• _Record excerpts_:
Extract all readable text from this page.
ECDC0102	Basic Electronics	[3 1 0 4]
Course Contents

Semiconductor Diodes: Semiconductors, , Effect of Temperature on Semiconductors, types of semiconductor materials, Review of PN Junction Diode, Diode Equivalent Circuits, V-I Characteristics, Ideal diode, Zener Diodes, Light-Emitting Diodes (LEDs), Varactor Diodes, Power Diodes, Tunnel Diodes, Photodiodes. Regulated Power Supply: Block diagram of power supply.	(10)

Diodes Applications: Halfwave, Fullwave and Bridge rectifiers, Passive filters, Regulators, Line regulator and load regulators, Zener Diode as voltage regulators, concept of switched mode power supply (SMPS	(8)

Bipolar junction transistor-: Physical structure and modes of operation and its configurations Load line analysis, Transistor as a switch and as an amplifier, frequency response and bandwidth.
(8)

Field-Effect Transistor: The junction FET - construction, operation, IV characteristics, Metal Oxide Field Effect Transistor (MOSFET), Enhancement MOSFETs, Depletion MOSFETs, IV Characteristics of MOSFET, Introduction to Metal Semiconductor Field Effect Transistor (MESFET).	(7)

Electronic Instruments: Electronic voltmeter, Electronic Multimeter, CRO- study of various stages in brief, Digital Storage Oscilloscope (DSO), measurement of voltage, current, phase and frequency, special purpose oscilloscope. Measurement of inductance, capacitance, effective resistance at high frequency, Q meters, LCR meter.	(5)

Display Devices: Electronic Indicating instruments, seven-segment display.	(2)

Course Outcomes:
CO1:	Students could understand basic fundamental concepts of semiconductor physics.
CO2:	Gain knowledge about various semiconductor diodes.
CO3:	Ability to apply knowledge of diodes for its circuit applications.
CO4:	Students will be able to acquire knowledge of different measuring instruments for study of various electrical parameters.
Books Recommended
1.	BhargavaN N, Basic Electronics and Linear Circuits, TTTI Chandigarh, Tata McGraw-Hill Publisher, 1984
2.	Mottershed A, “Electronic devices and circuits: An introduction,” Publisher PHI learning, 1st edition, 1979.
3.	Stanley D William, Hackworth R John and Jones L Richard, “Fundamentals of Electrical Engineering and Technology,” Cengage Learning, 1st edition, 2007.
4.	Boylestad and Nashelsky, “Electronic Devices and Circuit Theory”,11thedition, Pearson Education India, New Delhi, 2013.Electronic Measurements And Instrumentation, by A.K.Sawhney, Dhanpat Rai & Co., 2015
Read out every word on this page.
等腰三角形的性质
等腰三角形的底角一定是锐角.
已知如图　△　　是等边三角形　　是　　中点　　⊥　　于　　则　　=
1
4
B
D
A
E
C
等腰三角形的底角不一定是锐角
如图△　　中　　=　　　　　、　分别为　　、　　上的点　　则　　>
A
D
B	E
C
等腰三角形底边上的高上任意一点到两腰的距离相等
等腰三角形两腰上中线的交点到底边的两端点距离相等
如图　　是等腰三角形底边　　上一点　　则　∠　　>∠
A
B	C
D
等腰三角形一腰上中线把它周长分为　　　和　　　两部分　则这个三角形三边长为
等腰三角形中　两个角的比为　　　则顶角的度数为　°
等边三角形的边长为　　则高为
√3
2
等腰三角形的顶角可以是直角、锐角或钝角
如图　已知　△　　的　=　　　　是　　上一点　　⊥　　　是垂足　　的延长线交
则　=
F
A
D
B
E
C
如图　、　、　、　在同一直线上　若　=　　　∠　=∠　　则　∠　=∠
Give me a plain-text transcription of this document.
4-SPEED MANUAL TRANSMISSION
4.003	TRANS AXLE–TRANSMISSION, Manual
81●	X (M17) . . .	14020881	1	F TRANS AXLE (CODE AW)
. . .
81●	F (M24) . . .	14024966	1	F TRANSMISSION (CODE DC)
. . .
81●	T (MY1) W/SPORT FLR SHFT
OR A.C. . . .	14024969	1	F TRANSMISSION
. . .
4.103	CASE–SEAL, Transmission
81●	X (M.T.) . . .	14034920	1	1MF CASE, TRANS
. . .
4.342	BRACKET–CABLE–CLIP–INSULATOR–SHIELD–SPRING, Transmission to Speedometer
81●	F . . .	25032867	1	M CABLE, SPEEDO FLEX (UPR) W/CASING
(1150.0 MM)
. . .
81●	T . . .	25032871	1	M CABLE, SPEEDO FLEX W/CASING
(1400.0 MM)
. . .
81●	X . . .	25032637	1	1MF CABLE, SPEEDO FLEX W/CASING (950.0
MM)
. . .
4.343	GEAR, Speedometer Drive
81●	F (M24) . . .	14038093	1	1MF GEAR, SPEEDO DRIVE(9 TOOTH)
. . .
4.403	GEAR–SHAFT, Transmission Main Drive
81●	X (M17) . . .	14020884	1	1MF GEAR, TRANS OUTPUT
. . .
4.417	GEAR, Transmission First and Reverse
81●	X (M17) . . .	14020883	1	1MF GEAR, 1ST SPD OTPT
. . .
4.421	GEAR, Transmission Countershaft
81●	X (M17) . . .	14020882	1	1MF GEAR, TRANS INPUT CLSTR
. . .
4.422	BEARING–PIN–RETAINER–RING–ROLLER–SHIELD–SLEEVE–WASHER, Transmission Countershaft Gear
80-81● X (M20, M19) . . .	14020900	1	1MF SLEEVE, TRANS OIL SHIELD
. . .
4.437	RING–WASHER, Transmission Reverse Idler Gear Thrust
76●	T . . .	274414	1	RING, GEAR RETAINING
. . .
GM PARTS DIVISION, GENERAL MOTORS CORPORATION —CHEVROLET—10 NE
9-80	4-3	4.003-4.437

• _Your task_:
Using the data above, reproduce every line exactly.

• _Solution_:
Extract all readable text from this page.
ECDC0102	Basic Electronics	[3 1 0 4]
Course Contents

Semiconductor Diodes: Semiconductors, , Effect of Temperature on Semiconductors, types of semiconductor materials, Review of PN Junction Diode, Diode Equivalent Circuits, V-I Characteristics, Ideal diode, Zener Diodes, Light-Emitting Diodes (LEDs), Varactor Diodes, Power Diodes, Tunnel Diodes, Photodiodes. Regulated Power Supply: Block diagram of power supply.	(10)

Diodes Applications: Halfwave, Fullwave and Bridge rectifiers, Passive filters, Regulators, Line regulator and load regulators, Zener Diode as voltage regulators, concept of switched mode power supply (SMPS	(8)

Bipolar junction transistor-: Physical structure and modes of operation and its configurations Load line analysis, Transistor as a switch and as an amplifier, frequency response and bandwidth.
(8)

Field-Effect Transistor: The junction FET - construction, operation, IV characteristics, Metal Oxide Field Effect Transistor (MOSFET), Enhancement MOSFETs, Depletion MOSFETs, IV Characteristics of MOSFET, Introduction to Metal Semiconductor Field Effect Transistor (MESFET).	(7)

Electronic Instruments: Electronic voltmeter, Electronic Multimeter, CRO- study of various stages in brief, Digital Storage Oscilloscope (DSO), measurement of voltage, current, phase and frequency, special purpose oscilloscope. Measurement of inductance, capacitance, effective resistance at high frequency, Q meters, LCR meter.	(5)

Display Devices: Electronic Indicating instruments, seven-segment display.	(2)

Course Outcomes:
CO1:	Students could understand basic fundamental concepts of semiconductor physics.
CO2:	Gain knowledge about various semiconductor diodes.
CO3:	Ability to apply knowledge of diodes for its circuit applications.
CO4:	Students will be able to acquire knowledge of different measuring instruments for study of various electrical parameters.
Books Recommended
1.	BhargavaN N, Basic Electronics and Linear Circuits, TTTI Chandigarh, Tata McGraw-Hill Publisher, 1984
2.	Mottershed A, “Electronic devices and circuits: An introduction,” Publisher PHI learning, 1st edition, 1979.
3.	Stanley D William, Hackworth R John and Jones L Richard, “Fundamentals of Electrical Engineering and Technology,” Cengage Learning, 1st edition, 2007.
4.	Boylestad and Nashelsky, “Electronic Devices and Circuit Theory”,11thedition, Pearson Education India, New Delhi, 2013.Electronic Measurements And Instrumentation, by A.K.Sawhney, Dhanpat Rai & Co., 2015
Read out every word on this page.
等腰三角形的性质
等腰三角形的底角一定是锐角.
已知如图　△　　是等边三角形　　是　　中点　　⊥　　于　　则　　=
1
4
B
D
A
E
C
等腰三角形的底角不一定是锐角
如图△　　中　　=　　　　　、　分别为　　、　　上的点　　则　　>
A
D
B	E
C
等腰三角形底边上的高上任意一点到两腰的距离相等
等腰三角形两腰上中线的交点到底边的两端点距离相等
如图　　是等腰三角形底边　　上一点　　则　∠　　>∠
A
B	C
D
等腰三角形一腰上中线把它周长分为　　　和　　　两部分　则这个三角形三边长为
等腰三角形中　两个角的比为　　　则顶角的度数为　°
等边三角形的边长为　　则高为
√3
2
等腰三角形的顶角可以是直角、锐角或钝角
如图　已知　△　　的　=　　　　是　　上一点　　⊥　　　是垂足　　的延长线交
则　=
F
A
D
B
E
C
如图　、　、　、　在同一直线上　若　=　　　∠　=∠　　则　∠　=∠
Give me a plain-text transcription of this document.
4-SPEED MANUAL TRANSMISSION
4.003	TRANS AXLE–TRANSMISSION, Manual
81●	X (M17) . . .	14020881	1	F TRANS AXLE (CODE AW)
. . .
81●	F (M24) . . .	14024966	1	F TRANSMISSION (CODE DC)
. . .
81●	T (MY1) W/SPORT FLR SHFT
OR A.C. . . .	14024969	1	F TRANSMISSION
. . .
4.103	CASE–SEAL, Transmission
81●	X (M.T.) . . .	14034920	1	1MF CASE, TRANS
. . .
4.342	BRACKET–CABLE–CLIP–INSULATOR–SHIELD–SPRING, Transmission to Speedometer
81●	F . . .	25032867	1	M CABLE, SPEEDO FLEX (UPR) W/CASING
(1150.0 MM)
. . .
81●	T . . .	25032871	1	M CABLE, SPEEDO FLEX W/CASING
(1400.0 MM)
. . .
81●	X . . .	25032637	1	1MF CABLE, SPEEDO FLEX W/CASING (950.0
MM)
. . .
4.343	GEAR, Speedometer Drive
81●	F (M24) . . .	14038093	1	1MF GEAR, SPEEDO DRIVE(9 TOOTH)
. . .
4.403	GEAR–SHAFT, Transmission Main Drive
81●	X (M17) . . .	14020884	1	1MF GEAR, TRANS OUTPUT
. . .
4.417	GEAR, Transmission First and Reverse
81●	X (M17) . . .	14020883	1	1MF GEAR, 1ST SPD OTPT
. . .
4.421	GEAR, Transmission Countershaft
81●	X (M17) . . .	14020882	1	1MF GEAR, TRANS INPUT CLSTR
. . .
4.422	BEARING–PIN–RETAINER–RING–ROLLER–SHIELD–SLEEVE–WASHER, Transmission Countershaft Gear
80-81● X (M20, M19) . . .	14020900	1	1MF SLEEVE, TRANS OIL SHIELD
. . .
4.437	RING–WASHER, Transmission Reverse Idler Gear Thrust
76●	T . . .	274414	1	RING, GEAR RETAINING
. . .
GM PARTS DIVISION, GENERAL MOTORS CORPORATION —CHEVROLET—10 NE
9-80	4-3	4.003-4.437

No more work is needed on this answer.